>> begin Task inputs
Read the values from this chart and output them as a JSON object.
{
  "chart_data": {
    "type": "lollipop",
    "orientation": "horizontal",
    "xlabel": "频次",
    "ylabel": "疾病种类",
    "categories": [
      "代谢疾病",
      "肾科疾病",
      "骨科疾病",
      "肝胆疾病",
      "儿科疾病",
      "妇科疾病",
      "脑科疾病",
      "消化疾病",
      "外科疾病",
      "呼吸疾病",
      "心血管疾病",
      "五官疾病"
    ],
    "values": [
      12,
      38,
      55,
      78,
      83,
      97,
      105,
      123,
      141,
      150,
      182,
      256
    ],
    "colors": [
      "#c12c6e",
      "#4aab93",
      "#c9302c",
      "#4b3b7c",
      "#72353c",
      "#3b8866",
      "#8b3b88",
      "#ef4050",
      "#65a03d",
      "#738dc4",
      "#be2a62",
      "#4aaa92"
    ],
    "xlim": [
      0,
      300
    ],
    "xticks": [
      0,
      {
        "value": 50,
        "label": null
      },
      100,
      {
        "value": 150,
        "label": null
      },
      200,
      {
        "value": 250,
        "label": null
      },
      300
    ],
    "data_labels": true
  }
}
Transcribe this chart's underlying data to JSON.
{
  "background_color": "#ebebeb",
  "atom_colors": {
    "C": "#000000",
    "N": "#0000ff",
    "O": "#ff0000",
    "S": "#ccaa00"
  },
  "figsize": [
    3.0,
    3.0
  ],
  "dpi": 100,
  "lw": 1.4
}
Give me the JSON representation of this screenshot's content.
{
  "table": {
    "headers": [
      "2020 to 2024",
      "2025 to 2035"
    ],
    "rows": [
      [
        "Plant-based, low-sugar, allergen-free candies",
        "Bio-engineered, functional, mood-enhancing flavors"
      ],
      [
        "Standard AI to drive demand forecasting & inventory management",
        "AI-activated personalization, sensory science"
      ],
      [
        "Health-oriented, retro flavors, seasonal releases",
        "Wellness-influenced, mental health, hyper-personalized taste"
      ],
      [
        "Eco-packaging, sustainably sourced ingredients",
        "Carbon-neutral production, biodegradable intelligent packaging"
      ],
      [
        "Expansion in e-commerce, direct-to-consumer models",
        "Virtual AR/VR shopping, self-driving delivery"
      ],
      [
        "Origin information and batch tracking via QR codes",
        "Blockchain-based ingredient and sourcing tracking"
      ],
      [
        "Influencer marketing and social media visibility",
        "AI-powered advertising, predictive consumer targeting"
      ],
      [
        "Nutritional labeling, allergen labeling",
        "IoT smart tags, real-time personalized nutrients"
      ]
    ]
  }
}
>> end Task inputs
Retype all of the entries precisely as they are.

Read the values from this chart and output them as a JSON object.
{
  "chart_data": {
    "type": "lollipop",
    "orientation": "horizontal",
    "xlabel": "频次",
    "ylabel": "疾病种类",
    "categories": [
      "代谢疾病",
      "肾科疾病",
      "骨科疾病",
      "肝胆疾病",
      "儿科疾病",
      "妇科疾病",
      "脑科疾病",
      "消化疾病",
      "外科疾病",
      "呼吸疾病",
      "心血管疾病",
      "五官疾病"
    ],
    "values": [
      12,
      38,
      55,
      78,
      83,
      97,
      105,
      123,
      141,
      150,
      182,
      256
    ],
    "colors": [
      "#c12c6e",
      "#4aab93",
      "#c9302c",
      "#4b3b7c",
      "#72353c",
      "#3b8866",
      "#8b3b88",
      "#ef4050",
      "#65a03d",
      "#738dc4",
      "#be2a62",
      "#4aaa92"
    ],
    "xlim": [
      0,
      300
    ],
    "xticks": [
      0,
      {
        "value": 50,
        "label": null
      },
      100,
      {
        "value": 150,
        "label": null
      },
      200,
      {
        "value": 250,
        "label": null
      },
      300
    ],
    "data_labels": true
  }
}
Transcribe this chart's underlying data to JSON.
{
  "background_color": "#ebebeb",
  "atom_colors": {
    "C": "#000000",
    "N": "#0000ff",
    "O": "#ff0000",
    "S": "#ccaa00"
  },
  "figsize": [
    3.0,
    3.0
  ],
  "dpi": 100,
  "lw": 1.4
}
Give me the JSON representation of this screenshot's content.
{
  "table": {
    "headers": [
      "2020 to 2024",
      "2025 to 2035"
    ],
    "rows": [
      [
        "Plant-based, low-sugar, allergen-free candies",
        "Bio-engineered, functional, mood-enhancing flavors"
      ],
      [
        "Standard AI to drive demand forecasting & inventory management",
        "AI-activated personalization, sensory science"
      ],
      [
        "Health-oriented, retro flavors, seasonal releases",
        "Wellness-influenced, mental health, hyper-personalized taste"
      ],
      [
        "Eco-packaging, sustainably sourced ingredients",
        "Carbon-neutral production, biodegradable intelligent packaging"
      ],
      [
        "Expansion in e-commerce, direct-to-consumer models",
        "Virtual AR/VR shopping, self-driving delivery"
      ],
      [
        "Origin information and batch tracking via QR codes",
        "Blockchain-based ingredient and sourcing tracking"
      ],
      [
        "Influencer marketing and social media visibility",
        "AI-powered advertising, predictive consumer targeting"
      ],
      [
        "Nutritional labeling, allergen labeling",
        "IoT smart tags, real-time personalized nutrients"
      ]
    ]
  }
}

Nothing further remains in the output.